───── Trecho selecionado

Os impactos da desigualdade na distribuição das vacinas contra a Covid-19
Enviada em 04/10/2022
Em 1948, a Declaração Mundial dos Direitos Humanos acordado com a Organização das Nações Unidas, destacava entre os tópicos fundamentais, o direito à vida e à saúde. Todavia, dados vindo da própria ONU, tem mostrado a desigualdade em relação a distribuição de vacinas da COVID-19, de modo que o mundo está diante de uma possível falha moral e catastrófica.
Em síntese, países mais ricos como Estados Unidos e Japão, por ter maior poder aquisitivo,tem reservado parte grande das vacinas produzidas ,o que torna menos acessível aos países mais pobres, causando um risco maior junto a população consideravelmente esquecida.
Diante disso,vemos que uma boa solução para isso é que os laboratórios que produzem a vacina adotem medidas que possam melhorar a distribuição entre os países, assim evitando o desatre na saúde.Em adição a isso, também os governantes dos países podem adotar medidas para que o cidadão evite situações como de aglomerações, além disso o próprio Estado pode adotar distribuição de máscaras nos locais públicos, já que é praticamente impossível conter a população em um todo.

──────────
───── Dados fornecidos

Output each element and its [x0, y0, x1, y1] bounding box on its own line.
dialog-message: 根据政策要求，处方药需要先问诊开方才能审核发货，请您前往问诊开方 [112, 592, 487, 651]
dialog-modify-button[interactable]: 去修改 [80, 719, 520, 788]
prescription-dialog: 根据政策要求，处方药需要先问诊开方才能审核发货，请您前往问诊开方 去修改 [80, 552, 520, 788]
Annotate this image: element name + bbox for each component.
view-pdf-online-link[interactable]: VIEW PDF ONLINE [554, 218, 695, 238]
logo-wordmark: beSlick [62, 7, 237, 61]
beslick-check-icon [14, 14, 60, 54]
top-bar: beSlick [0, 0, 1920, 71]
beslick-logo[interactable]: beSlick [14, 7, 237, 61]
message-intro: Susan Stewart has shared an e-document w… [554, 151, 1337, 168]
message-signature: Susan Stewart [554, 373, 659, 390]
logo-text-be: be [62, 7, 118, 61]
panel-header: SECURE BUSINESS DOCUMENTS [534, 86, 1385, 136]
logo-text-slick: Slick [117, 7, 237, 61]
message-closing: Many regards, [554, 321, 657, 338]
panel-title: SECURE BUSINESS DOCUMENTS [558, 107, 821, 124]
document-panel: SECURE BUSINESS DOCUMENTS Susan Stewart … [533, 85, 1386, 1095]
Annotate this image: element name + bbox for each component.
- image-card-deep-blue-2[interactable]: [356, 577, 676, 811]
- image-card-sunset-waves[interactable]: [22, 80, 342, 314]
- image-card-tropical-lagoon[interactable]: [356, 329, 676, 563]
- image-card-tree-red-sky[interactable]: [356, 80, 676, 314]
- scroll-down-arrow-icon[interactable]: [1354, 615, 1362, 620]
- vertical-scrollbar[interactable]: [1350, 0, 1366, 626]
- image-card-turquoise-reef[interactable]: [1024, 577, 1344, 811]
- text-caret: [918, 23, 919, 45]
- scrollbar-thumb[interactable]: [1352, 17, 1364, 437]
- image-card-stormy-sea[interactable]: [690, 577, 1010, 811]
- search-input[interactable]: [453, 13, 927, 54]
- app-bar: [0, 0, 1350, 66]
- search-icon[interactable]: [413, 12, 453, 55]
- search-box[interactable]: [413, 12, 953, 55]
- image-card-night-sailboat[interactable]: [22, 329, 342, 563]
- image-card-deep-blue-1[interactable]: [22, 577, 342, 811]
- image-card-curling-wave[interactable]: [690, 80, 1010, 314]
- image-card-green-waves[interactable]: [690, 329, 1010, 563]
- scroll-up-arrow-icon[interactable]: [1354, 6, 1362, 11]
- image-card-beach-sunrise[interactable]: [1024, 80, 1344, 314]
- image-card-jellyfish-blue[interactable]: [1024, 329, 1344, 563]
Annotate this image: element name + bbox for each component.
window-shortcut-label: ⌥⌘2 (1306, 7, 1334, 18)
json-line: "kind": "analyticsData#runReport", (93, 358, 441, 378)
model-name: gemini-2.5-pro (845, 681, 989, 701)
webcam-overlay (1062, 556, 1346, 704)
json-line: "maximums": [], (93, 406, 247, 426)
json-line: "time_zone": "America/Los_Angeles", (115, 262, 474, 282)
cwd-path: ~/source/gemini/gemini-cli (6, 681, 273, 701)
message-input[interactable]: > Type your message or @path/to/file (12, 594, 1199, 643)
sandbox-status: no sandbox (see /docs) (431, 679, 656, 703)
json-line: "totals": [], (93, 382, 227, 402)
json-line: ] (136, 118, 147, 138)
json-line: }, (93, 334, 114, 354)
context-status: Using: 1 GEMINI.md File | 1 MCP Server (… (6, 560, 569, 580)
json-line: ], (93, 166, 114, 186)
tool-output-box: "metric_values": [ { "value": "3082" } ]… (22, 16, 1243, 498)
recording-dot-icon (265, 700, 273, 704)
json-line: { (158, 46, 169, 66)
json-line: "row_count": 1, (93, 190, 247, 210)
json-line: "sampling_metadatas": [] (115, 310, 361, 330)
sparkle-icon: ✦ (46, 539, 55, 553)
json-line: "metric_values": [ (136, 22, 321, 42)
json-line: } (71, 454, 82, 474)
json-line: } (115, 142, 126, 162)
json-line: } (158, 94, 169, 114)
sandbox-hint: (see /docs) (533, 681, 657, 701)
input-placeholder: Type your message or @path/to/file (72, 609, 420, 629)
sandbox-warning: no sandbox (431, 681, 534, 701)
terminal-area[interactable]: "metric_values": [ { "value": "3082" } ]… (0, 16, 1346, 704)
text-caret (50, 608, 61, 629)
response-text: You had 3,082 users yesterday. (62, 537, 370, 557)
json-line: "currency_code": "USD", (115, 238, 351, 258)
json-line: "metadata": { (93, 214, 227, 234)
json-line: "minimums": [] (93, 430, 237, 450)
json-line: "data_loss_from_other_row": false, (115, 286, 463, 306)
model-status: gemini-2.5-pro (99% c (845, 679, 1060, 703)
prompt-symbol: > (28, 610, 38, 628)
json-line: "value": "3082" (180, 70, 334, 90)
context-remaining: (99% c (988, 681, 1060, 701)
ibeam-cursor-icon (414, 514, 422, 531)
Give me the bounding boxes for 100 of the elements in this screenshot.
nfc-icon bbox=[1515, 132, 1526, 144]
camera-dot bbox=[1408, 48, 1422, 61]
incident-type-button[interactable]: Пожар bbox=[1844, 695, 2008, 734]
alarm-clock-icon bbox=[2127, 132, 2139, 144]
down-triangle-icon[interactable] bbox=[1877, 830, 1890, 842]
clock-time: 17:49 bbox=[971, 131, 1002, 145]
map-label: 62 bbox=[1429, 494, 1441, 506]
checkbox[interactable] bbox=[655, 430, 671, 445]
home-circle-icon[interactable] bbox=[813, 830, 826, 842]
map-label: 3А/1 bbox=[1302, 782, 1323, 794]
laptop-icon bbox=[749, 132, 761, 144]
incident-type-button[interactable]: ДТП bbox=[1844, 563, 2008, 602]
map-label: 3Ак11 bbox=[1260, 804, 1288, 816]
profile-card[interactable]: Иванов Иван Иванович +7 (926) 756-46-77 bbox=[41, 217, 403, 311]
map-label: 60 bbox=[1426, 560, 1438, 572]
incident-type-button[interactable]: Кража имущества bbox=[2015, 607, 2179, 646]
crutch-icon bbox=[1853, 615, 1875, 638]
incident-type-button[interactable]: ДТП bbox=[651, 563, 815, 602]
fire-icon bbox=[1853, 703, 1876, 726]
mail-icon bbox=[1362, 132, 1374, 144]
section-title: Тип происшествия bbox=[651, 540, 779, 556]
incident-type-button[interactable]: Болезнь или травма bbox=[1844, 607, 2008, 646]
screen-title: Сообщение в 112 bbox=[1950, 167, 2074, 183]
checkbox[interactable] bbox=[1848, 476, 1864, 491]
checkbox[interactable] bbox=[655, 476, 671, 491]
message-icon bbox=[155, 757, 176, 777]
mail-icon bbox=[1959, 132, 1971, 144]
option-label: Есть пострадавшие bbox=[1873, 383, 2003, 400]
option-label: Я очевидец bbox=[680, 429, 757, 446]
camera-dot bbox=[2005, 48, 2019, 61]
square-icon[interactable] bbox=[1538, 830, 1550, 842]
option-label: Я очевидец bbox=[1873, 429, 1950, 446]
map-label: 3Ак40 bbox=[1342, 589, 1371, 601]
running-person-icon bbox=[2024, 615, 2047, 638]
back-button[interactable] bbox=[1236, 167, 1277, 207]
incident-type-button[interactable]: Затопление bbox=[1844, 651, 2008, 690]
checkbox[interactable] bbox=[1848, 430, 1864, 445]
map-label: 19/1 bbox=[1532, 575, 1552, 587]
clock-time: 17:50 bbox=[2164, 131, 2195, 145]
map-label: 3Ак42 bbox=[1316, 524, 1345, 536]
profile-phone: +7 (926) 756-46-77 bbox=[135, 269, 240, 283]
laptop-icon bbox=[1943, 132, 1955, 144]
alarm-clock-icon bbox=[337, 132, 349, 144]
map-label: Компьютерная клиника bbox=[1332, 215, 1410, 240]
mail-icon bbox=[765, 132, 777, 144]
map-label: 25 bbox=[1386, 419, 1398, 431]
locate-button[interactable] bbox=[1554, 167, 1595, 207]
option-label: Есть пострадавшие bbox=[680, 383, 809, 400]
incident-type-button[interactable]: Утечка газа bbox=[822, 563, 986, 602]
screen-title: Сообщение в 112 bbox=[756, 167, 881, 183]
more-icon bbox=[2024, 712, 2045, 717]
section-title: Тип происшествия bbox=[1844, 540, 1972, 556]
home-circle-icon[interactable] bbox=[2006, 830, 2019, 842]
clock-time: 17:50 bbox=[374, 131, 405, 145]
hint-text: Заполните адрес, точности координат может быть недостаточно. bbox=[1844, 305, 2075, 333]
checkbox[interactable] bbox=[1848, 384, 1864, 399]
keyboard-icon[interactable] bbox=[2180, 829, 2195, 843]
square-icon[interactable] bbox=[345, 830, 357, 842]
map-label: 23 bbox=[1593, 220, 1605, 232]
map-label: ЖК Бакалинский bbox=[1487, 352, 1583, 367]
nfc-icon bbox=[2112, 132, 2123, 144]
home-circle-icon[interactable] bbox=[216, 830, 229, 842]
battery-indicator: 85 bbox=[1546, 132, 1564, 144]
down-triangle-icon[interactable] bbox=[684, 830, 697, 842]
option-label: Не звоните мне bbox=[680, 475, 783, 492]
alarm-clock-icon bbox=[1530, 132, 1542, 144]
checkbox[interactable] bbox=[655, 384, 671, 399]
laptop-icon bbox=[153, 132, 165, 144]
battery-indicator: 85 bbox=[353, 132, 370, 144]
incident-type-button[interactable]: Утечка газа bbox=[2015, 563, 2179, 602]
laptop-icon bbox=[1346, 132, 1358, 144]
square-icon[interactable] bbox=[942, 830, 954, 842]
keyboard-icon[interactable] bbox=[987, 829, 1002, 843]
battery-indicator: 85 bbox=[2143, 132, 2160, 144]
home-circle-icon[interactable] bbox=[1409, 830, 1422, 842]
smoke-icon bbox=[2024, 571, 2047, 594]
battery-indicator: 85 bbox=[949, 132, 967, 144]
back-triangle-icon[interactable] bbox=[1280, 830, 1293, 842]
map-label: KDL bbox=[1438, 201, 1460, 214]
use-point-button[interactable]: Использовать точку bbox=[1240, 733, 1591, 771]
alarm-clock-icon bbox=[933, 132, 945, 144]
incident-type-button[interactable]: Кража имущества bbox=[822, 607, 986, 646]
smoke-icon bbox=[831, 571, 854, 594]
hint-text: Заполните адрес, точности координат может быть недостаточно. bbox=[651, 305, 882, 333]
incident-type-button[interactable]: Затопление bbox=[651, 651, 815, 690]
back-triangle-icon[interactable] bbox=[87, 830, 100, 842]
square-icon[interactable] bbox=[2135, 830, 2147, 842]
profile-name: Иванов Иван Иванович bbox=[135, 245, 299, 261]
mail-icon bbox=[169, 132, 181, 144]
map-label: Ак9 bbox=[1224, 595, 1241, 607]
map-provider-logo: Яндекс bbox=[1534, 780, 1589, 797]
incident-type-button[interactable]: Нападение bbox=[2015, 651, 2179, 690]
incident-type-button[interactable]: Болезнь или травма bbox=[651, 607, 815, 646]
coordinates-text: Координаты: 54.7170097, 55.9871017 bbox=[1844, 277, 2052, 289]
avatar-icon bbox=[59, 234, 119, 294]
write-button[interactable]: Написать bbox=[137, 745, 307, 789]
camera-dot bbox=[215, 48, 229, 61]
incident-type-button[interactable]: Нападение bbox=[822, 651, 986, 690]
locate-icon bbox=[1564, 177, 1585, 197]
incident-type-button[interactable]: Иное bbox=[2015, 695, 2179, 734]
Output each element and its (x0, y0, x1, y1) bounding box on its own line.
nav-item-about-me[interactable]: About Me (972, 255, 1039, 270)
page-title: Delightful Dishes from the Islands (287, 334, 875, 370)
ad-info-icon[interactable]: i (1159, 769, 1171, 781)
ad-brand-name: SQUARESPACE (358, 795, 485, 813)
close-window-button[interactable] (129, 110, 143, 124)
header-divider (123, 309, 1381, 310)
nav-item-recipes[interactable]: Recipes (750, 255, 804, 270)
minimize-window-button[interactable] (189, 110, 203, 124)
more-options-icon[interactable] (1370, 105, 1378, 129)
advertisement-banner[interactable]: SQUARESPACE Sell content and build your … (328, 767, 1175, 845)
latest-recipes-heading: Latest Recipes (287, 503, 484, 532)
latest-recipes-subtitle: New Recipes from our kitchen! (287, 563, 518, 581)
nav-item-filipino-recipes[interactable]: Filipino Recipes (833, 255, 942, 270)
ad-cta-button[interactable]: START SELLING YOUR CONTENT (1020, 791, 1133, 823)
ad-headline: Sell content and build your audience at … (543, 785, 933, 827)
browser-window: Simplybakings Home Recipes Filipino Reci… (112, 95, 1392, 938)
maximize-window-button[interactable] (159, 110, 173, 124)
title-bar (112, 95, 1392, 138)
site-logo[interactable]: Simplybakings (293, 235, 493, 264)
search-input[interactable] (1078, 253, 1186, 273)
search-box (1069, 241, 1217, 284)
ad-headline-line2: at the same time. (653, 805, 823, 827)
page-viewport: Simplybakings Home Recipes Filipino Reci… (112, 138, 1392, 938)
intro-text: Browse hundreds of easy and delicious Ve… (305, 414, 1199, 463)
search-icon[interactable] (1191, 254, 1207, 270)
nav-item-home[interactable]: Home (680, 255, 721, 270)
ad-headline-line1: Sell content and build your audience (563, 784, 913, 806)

──────────

● Partes do exercício:
[A] Edite o texto sobre a desigualdade na distribuição das vacinas e reproduza a parte que começa nas palavras "Os impactos da" e termina depois de "população consideravelmente esquecida.", substituindo "Japão" por "Canadá".
[B] Continue o texto sobre a desigualdade na distribuição das vacinas contra a Covid-19 a partir da última frase apresentada.

● Respostas das tarefas:
[A]
Os impactos da desigualdade na distribuição das vacinas contra a Covid-19
Enviada em 04/10/2022
Em 1948, a Declaração Mundial dos Direitos Humanos acordado com a Organização das Nações Unidas, destacava entre os tópicos fundamentais, o direito à vida e à saúde. Todavia, dados vindo da própria ONU, tem mostrado a desigualdade em relação a distribuição de vacinas da COVID-19, de modo que o mundo está diante de uma possível falha moral e catastrófica.
Em síntese, países mais ricos como Estados Unidos e Canadá, por ter maior poder aquisitivo,tem reservado parte grande das vacinas produzidas ,o que torna menos acessível aos países mais pobres, causando um risco maior junto a população consideravelmente esquecida.

[B]
Apesar de todas as medidas que podem ser tomadas, tanto pela população, Estado ou distribuidoras da vacina da COVID-19, não podemos esquecer que, apesar de que a população dentro das medidas tomadas para acabar com a desigualdade de distribuição das vacinas novas ondas da COVID-19 podem acontecer. Sendo assim vemos a extrema urgência em nos voltar a solucionar o problema em questão, unidos em um propósito de sermos todos dignos da vida e da saúde.